* start *
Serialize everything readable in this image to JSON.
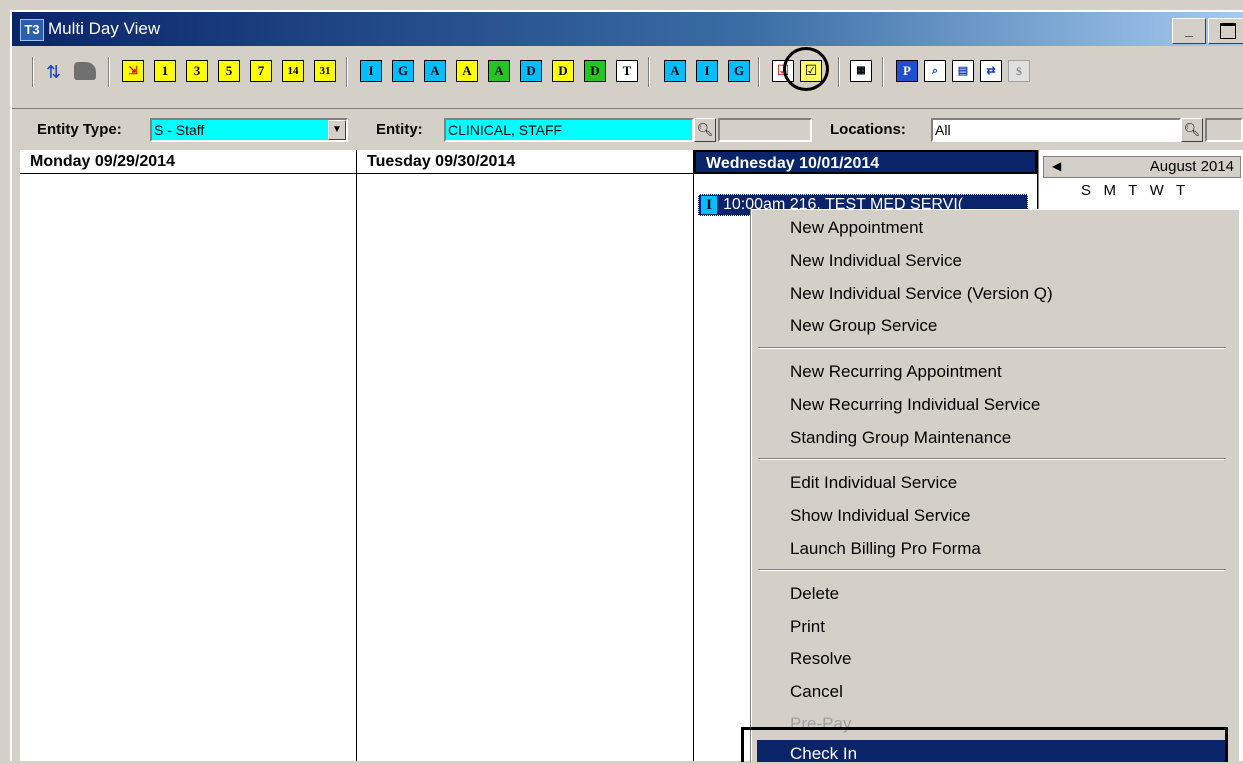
{
  "window": {
    "title": "Multi Day View",
    "app_icon": "T3",
    "minimize_label": "_"
  },
  "toolbar": {
    "buttons": [
      "14",
      "31",
      "I",
      "G",
      "A",
      "A",
      "A",
      "D",
      "D",
      "D",
      "T",
      "A",
      "I",
      "G",
      "P"
    ],
    "small_days": [
      "1",
      "3",
      "5",
      "7"
    ]
  },
  "filter": {
    "entity_type_label": "Entity Type:",
    "entity_type_value": "S - Staff",
    "entity_label": "Entity:",
    "entity_value": "CLINICAL, STAFF",
    "locations_label": "Locations:",
    "locations_value": "All"
  },
  "days": [
    {
      "header": "Monday 09/29/2014"
    },
    {
      "header": "Tuesday 09/30/2014"
    },
    {
      "header": "Wednesday 10/01/2014"
    }
  ],
  "appointment": {
    "type": "I",
    "text": "10:00am 216, TEST MED SERVI("
  },
  "mini_calendar": {
    "month": "August 2014",
    "weekdays": "S   M   T   W   T"
  },
  "context_menu": {
    "groups": [
      [
        "New Appointment",
        "New Individual Service",
        "New Individual Service (Version Q)",
        "New Group Service"
      ],
      [
        "New Recurring Appointment",
        "New Recurring Individual Service",
        "Standing Group Maintenance"
      ],
      [
        "Edit Individual Service",
        "Show Individual Service",
        "Launch Billing Pro Forma"
      ],
      [
        "Delete",
        "Print",
        "Resolve",
        "Cancel",
        "Pre-Pay",
        "Check In"
      ]
    ]
  },
  "colors": {
    "title_gradient_start": "#0a246a",
    "highlight": "#0a246a",
    "field_cyan": "#00ffff",
    "disabled_text": "#a0a0a0"
  }
}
* end *
Problem to solve:
Without including any pictures, output all the entries above exactly.

Exercise response:
Serialize everything readable in this image to JSON.
{
  "window": {
    "title": "Multi Day View",
    "app_icon": "T3",
    "minimize_label": "_"
  },
  "toolbar": {
    "buttons": [
      "14",
      "31",
      "I",
      "G",
      "A",
      "A",
      "A",
      "D",
      "D",
      "D",
      "T",
      "A",
      "I",
      "G",
      "P"
    ],
    "small_days": [
      "1",
      "3",
      "5",
      "7"
    ]
  },
  "filter": {
    "entity_type_label": "Entity Type:",
    "entity_type_value": "S - Staff",
    "entity_label": "Entity:",
    "entity_value": "CLINICAL, STAFF",
    "locations_label": "Locations:",
    "locations_value": "All"
  },
  "days": [
    {
      "header": "Monday 09/29/2014"
    },
    {
      "header": "Tuesday 09/30/2014"
    },
    {
      "header": "Wednesday 10/01/2014"
    }
  ],
  "appointment": {
    "type": "I",
    "text": "10:00am 216, TEST MED SERVI("
  },
  "mini_calendar": {
    "month": "August 2014",
    "weekdays": "S   M   T   W   T"
  },
  "context_menu": {
    "groups": [
      [
        "New Appointment",
        "New Individual Service",
        "New Individual Service (Version Q)",
        "New Group Service"
      ],
      [
        "New Recurring Appointment",
        "New Recurring Individual Service",
        "Standing Group Maintenance"
      ],
      [
        "Edit Individual Service",
        "Show Individual Service",
        "Launch Billing Pro Forma"
      ],
      [
        "Delete",
        "Print",
        "Resolve",
        "Cancel",
        "Pre-Pay",
        "Check In"
      ]
    ]
  },
  "colors": {
    "title_gradient_start": "#0a246a",
    "highlight": "#0a246a",
    "field_cyan": "#00ffff",
    "disabled_text": "#a0a0a0"
  }
}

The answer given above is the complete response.